= Aim =
Lines that contain the string "معاون" are to be copied; leave out all others.

[Entries taken from a collection]

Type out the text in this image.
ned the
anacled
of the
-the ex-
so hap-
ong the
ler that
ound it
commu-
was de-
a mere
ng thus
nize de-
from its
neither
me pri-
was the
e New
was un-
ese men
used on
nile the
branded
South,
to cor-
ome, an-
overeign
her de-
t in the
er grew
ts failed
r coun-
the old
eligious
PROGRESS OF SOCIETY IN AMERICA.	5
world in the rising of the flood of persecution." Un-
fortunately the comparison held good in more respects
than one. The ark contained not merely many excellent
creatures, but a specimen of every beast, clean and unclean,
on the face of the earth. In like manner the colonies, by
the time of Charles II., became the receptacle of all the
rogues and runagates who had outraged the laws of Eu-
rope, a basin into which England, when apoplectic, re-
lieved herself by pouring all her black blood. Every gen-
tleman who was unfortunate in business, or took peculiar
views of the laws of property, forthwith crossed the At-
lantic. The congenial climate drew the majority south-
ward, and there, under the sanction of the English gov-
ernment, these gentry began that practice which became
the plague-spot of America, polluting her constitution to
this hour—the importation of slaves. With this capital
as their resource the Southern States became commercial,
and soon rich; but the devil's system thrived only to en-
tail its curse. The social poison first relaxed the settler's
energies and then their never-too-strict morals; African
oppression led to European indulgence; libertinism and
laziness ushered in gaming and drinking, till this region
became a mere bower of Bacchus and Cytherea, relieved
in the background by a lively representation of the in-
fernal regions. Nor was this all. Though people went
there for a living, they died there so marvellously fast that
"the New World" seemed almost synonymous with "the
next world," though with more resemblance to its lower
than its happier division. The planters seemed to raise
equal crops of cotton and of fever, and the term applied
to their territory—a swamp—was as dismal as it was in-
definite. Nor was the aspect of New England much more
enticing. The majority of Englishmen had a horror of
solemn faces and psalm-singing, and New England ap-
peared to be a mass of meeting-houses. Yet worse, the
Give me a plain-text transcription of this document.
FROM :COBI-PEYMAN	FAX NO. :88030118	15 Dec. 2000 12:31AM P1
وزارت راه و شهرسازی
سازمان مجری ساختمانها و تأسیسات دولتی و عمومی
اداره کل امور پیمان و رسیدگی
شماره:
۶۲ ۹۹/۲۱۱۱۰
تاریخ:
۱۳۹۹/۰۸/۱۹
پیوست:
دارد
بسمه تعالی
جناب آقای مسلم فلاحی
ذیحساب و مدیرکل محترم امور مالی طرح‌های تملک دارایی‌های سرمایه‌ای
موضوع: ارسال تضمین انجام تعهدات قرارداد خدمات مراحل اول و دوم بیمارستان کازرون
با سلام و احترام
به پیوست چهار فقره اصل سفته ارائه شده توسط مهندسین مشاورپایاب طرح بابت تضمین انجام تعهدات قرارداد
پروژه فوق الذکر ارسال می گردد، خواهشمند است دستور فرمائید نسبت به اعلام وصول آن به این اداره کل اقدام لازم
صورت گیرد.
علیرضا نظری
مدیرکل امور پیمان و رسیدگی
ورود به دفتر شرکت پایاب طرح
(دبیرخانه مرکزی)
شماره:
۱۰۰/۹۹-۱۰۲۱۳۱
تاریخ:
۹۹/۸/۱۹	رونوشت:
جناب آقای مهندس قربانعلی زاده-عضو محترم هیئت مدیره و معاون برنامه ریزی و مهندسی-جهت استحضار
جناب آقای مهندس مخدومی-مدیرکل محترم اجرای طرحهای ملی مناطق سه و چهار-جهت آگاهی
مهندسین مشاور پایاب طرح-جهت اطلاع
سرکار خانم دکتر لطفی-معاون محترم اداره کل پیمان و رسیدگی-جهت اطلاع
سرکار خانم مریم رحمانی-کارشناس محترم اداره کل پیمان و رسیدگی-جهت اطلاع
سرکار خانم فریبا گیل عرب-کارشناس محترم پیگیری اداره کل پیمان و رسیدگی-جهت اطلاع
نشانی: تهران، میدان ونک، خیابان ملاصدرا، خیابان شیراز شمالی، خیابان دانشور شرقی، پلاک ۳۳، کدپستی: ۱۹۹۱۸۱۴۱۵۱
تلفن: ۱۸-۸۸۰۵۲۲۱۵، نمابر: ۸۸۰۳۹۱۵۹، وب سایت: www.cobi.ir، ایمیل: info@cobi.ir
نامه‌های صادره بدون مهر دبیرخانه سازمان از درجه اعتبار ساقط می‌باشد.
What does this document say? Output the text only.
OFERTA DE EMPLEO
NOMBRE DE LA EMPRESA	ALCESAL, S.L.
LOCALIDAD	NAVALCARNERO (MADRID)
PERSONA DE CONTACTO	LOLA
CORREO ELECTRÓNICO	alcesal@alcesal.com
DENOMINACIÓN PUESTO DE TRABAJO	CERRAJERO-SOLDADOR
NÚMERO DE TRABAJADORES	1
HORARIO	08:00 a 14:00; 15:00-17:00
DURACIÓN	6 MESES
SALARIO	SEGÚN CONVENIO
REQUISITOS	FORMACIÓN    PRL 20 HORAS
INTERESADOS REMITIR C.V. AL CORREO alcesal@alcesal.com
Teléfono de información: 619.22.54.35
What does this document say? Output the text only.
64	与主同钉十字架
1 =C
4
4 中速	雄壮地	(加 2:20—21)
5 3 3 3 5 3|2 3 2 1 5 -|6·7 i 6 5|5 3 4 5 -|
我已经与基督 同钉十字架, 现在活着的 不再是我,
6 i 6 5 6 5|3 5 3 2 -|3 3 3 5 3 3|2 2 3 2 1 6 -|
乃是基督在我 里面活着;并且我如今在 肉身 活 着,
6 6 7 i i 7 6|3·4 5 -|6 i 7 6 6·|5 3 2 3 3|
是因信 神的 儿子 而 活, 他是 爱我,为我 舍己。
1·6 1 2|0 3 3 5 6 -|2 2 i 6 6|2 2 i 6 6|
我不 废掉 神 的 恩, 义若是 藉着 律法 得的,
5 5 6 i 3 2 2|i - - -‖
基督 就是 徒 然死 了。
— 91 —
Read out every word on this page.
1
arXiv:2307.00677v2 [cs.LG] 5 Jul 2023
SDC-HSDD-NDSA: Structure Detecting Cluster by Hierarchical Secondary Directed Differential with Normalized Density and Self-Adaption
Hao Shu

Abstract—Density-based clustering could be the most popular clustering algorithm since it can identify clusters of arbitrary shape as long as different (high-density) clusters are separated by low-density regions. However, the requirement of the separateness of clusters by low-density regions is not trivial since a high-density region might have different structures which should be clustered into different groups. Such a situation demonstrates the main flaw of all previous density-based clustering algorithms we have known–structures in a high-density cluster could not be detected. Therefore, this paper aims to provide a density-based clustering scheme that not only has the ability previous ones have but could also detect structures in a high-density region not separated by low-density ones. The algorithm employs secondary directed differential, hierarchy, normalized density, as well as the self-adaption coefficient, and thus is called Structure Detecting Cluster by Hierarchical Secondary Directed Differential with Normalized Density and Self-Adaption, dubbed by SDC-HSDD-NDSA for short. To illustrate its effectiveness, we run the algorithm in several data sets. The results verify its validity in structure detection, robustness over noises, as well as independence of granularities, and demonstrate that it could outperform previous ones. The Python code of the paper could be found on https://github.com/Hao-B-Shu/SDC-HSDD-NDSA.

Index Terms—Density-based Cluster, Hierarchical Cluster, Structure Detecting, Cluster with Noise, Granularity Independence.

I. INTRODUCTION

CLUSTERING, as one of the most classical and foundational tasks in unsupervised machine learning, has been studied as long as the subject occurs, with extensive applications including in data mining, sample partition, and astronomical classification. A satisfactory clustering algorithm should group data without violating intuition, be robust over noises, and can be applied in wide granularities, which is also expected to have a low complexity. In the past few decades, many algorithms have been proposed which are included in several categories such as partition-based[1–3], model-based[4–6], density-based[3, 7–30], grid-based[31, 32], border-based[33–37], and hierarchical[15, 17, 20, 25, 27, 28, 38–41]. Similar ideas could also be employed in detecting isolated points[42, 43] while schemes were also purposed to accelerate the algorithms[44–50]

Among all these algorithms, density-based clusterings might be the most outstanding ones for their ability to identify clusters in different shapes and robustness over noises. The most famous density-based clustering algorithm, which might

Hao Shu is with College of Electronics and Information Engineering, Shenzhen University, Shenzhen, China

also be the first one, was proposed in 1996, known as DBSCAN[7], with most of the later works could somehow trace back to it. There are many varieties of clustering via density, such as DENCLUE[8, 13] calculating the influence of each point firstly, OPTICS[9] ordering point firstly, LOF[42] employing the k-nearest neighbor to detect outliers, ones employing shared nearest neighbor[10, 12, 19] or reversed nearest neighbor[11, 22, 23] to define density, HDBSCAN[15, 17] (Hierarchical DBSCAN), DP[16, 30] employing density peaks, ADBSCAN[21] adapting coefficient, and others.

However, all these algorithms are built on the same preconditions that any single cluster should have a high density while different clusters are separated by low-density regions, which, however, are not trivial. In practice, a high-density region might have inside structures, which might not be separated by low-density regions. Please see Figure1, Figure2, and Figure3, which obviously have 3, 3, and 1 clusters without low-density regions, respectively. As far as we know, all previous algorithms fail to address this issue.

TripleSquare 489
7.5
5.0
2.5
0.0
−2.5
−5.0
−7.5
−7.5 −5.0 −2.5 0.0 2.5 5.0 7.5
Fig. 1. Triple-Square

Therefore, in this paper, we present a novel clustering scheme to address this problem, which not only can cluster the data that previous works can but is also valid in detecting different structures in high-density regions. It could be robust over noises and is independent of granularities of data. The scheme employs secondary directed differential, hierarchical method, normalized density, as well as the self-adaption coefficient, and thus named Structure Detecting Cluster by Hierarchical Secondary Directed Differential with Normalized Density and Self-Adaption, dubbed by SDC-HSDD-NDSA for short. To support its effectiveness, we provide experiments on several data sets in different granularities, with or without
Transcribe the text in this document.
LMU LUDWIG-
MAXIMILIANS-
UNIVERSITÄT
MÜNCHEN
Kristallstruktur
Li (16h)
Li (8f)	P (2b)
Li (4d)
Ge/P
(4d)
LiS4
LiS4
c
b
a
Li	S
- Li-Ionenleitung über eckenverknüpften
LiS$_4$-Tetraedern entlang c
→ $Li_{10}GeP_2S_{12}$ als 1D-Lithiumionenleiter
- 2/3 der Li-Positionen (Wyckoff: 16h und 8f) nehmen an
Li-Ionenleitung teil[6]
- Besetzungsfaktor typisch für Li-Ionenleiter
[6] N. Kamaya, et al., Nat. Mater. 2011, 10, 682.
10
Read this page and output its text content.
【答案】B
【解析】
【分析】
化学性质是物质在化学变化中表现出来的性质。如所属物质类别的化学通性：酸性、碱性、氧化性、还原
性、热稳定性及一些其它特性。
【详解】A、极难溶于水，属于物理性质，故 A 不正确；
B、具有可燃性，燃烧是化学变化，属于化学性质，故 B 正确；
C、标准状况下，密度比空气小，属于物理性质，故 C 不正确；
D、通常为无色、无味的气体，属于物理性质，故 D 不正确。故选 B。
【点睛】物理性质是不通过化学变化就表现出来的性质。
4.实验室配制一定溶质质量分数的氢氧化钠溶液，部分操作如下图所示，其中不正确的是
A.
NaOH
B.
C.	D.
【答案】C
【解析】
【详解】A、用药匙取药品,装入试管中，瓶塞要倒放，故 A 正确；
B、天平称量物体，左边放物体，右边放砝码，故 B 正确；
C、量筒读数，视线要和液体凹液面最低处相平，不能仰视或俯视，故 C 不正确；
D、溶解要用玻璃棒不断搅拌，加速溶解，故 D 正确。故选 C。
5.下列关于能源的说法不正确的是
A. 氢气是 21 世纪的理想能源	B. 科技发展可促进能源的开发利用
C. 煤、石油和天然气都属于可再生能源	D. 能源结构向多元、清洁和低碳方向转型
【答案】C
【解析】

= Reply =
جناب آقای مهندس قربانعلی زاده-عضو محترم هیئت مدیره و معاون برنامه ریزی و مهندسی-جهت استحضار
سرکار خانم دکتر لطفی-معاون محترم اداره کل پیمان و رسیدگی-جهت اطلاع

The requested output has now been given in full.